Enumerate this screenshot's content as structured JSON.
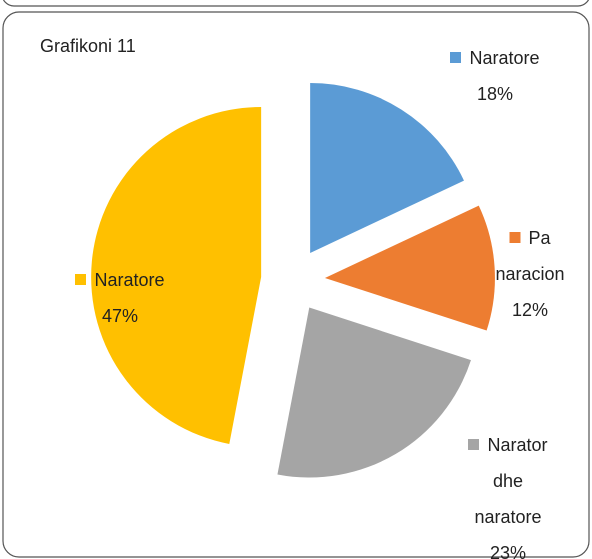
{
  "chart_data": {
    "type": "pie",
    "title": "Grafikoni 11",
    "categories": [
      "Naratore",
      "Pa naracion",
      "Narator dhe naratore",
      "Naratore"
    ],
    "values": [
      18,
      12,
      23,
      47
    ],
    "value_labels": [
      "18%",
      "12%",
      "23%",
      "47%"
    ],
    "colors": [
      "#5b9bd5",
      "#ed7d31",
      "#a5a5a5",
      "#ffc000"
    ]
  }
}
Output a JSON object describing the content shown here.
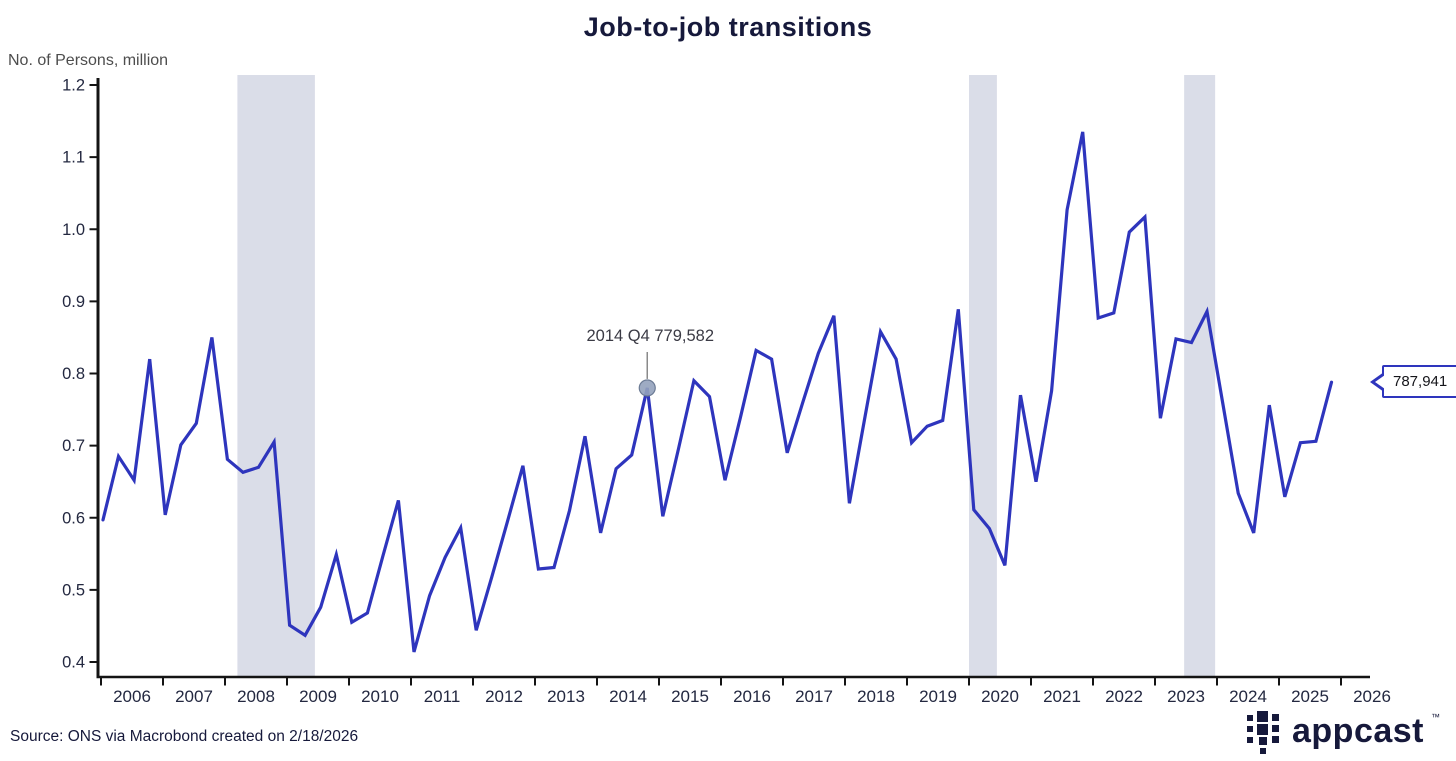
{
  "title": "Job-to-job transitions",
  "y_axis_title": "No. of Persons, million",
  "annotation": {
    "label": "2014 Q4 779,582"
  },
  "callout": {
    "label": "787,941"
  },
  "footer": {
    "source": "Source: ONS via Macrobond created on 2/18/2026"
  },
  "logo": {
    "wordmark": "appcast",
    "trademark": "™"
  },
  "colors": {
    "line": "#2E35BD",
    "band": "#DADDE8",
    "dark": "#16193B",
    "gray": "#4D4D4D",
    "axis": "#141414",
    "tick_text": "#232840",
    "marker_fill": "#93A2BC",
    "marker_stroke": "#6B7A94",
    "leader": "#8A8A8A"
  },
  "chart_data": {
    "type": "line",
    "title": "Job-to-job transitions",
    "ylabel": "No. of Persons, million",
    "xlabel": "",
    "grid": false,
    "legend": "none",
    "ylim": [
      0.4,
      1.2
    ],
    "y_ticks": [
      0.4,
      0.5,
      0.6,
      0.7,
      0.8,
      0.9,
      1.0,
      1.1,
      1.2
    ],
    "y_tick_labels": [
      "0.4",
      "0.5",
      "0.6",
      "0.7",
      "0.8",
      "0.9",
      "1.0",
      "1.1",
      "1.2"
    ],
    "x_tick_years": [
      2006,
      2007,
      2008,
      2009,
      2010,
      2011,
      2012,
      2013,
      2014,
      2015,
      2016,
      2017,
      2018,
      2019,
      2020,
      2021,
      2022,
      2023,
      2024,
      2025,
      2026
    ],
    "series": [
      {
        "name": "Job-to-job transitions",
        "start": "2006 Q1",
        "frequency": "quarterly",
        "values": [
          0.597,
          0.685,
          0.652,
          0.82,
          0.604,
          0.701,
          0.731,
          0.85,
          0.681,
          0.663,
          0.67,
          0.705,
          0.451,
          0.437,
          0.476,
          0.549,
          0.455,
          0.468,
          0.547,
          0.624,
          0.414,
          0.492,
          0.545,
          0.586,
          0.444,
          0.518,
          0.594,
          0.672,
          0.529,
          0.531,
          0.61,
          0.713,
          0.579,
          0.668,
          0.687,
          0.78,
          0.602,
          0.695,
          0.79,
          0.768,
          0.652,
          0.74,
          0.832,
          0.82,
          0.69,
          0.76,
          0.828,
          0.88,
          0.62,
          0.74,
          0.858,
          0.82,
          0.704,
          0.727,
          0.735,
          0.889,
          0.611,
          0.585,
          0.534,
          0.77,
          0.65,
          0.776,
          1.027,
          1.135,
          0.877,
          0.884,
          0.996,
          1.017,
          0.738,
          0.848,
          0.843,
          0.886,
          0.76,
          0.634,
          0.579,
          0.756,
          0.629,
          0.704,
          0.706,
          0.788
        ]
      }
    ],
    "recession_bands": [
      {
        "start_year": 2008.2,
        "end_year": 2009.45
      },
      {
        "start_year": 2020.0,
        "end_year": 2020.45
      },
      {
        "start_year": 2023.47,
        "end_year": 2023.97
      }
    ],
    "annotated_point": {
      "series_index": 35,
      "quarter": "2014 Q4",
      "value_persons": 779582,
      "value_million": 0.78
    },
    "latest_point": {
      "series_index": 79,
      "value_persons": 787941,
      "value_million": 0.788
    }
  }
}
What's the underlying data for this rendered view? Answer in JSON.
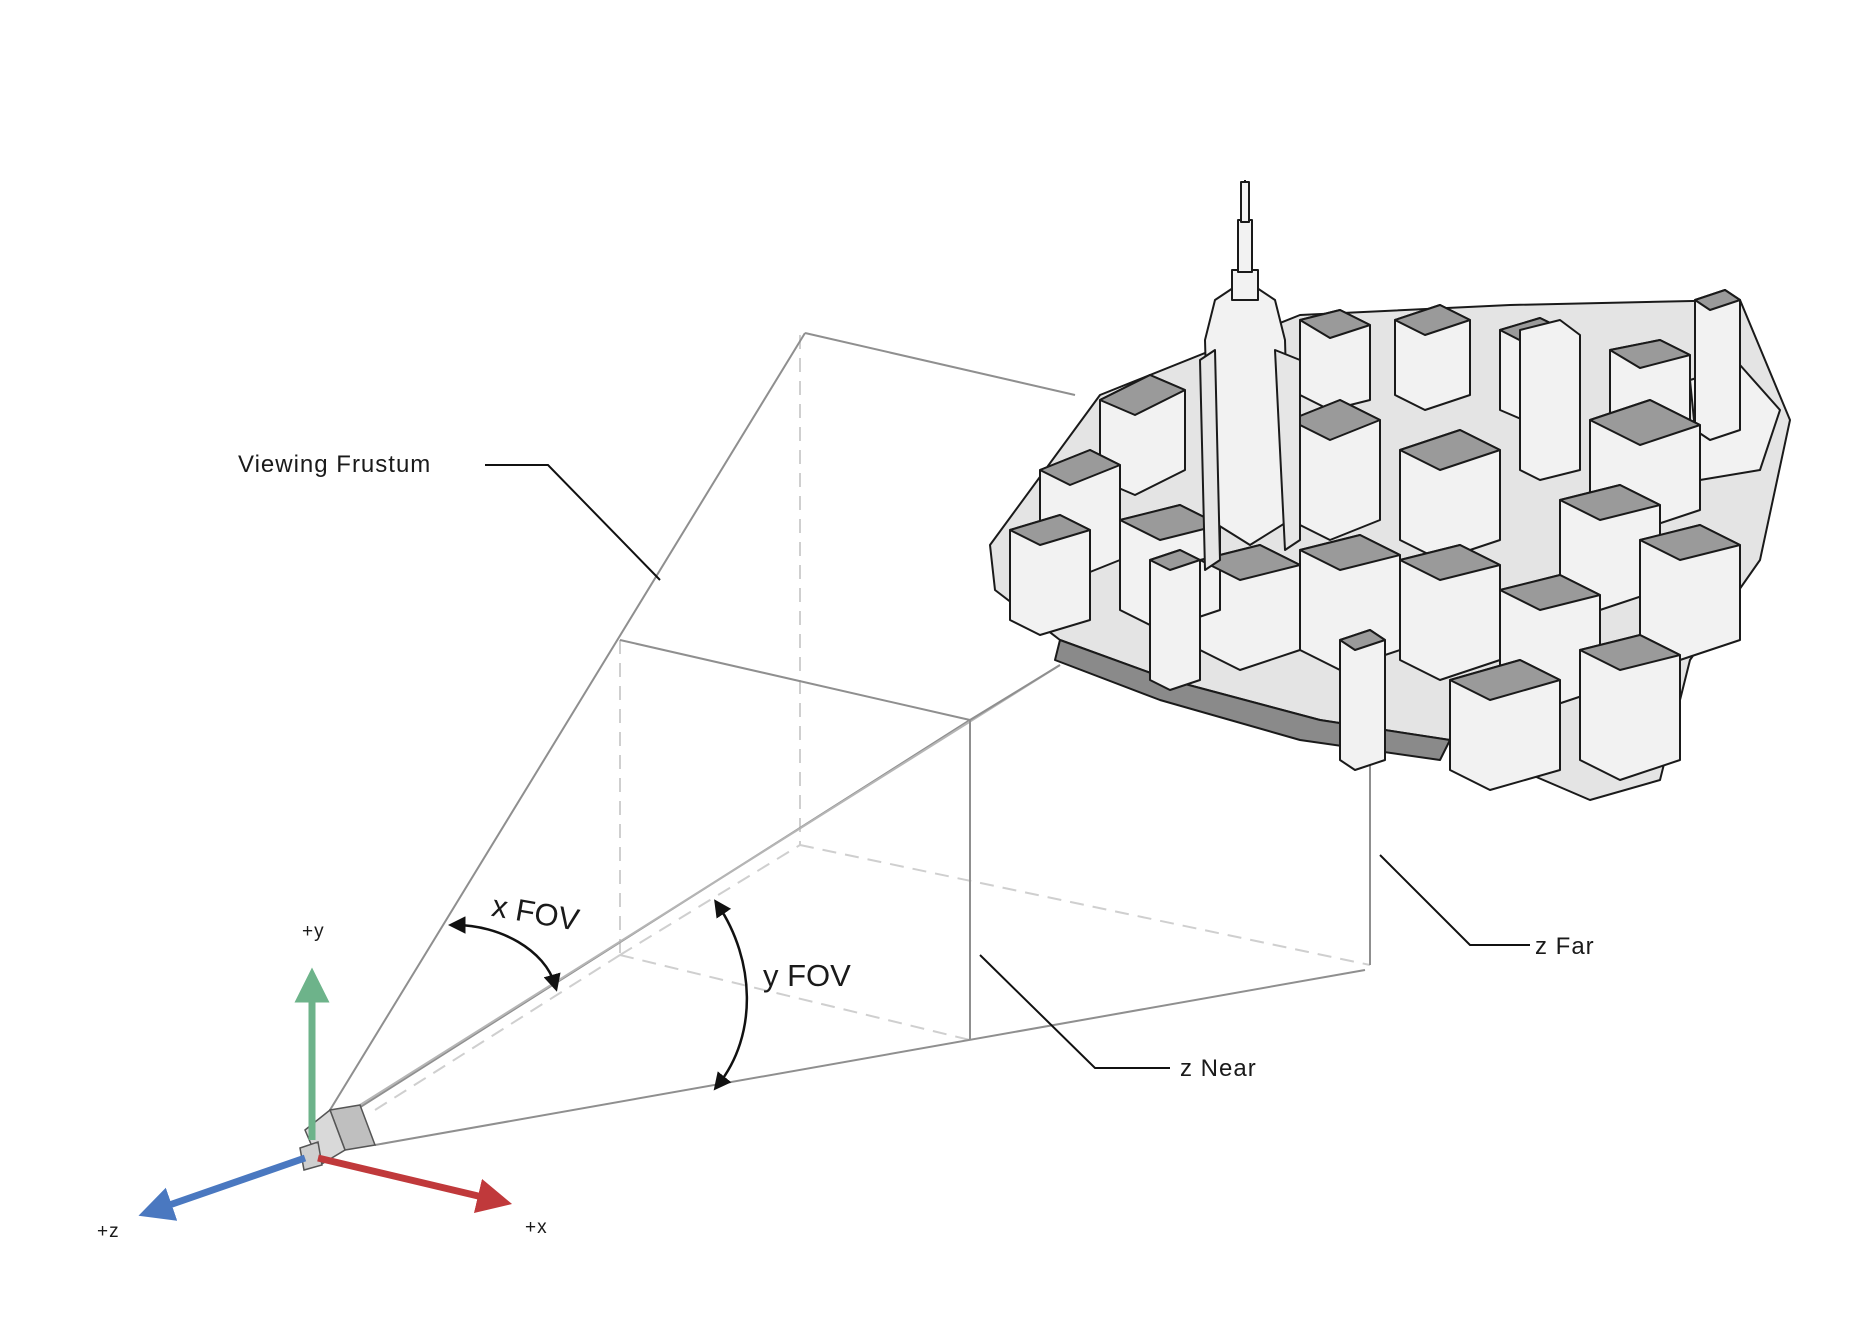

━━━━━━━━━━━━━━━━━━━━━━━━━━━━━━

▸ **Problem to solve**: Go through the records and gather the lines that hold "this".

▸ **Task output**:
Enumerate this screenshot's content as structured JSON.
What's the underlying data for this rendered view? Answer in JSON.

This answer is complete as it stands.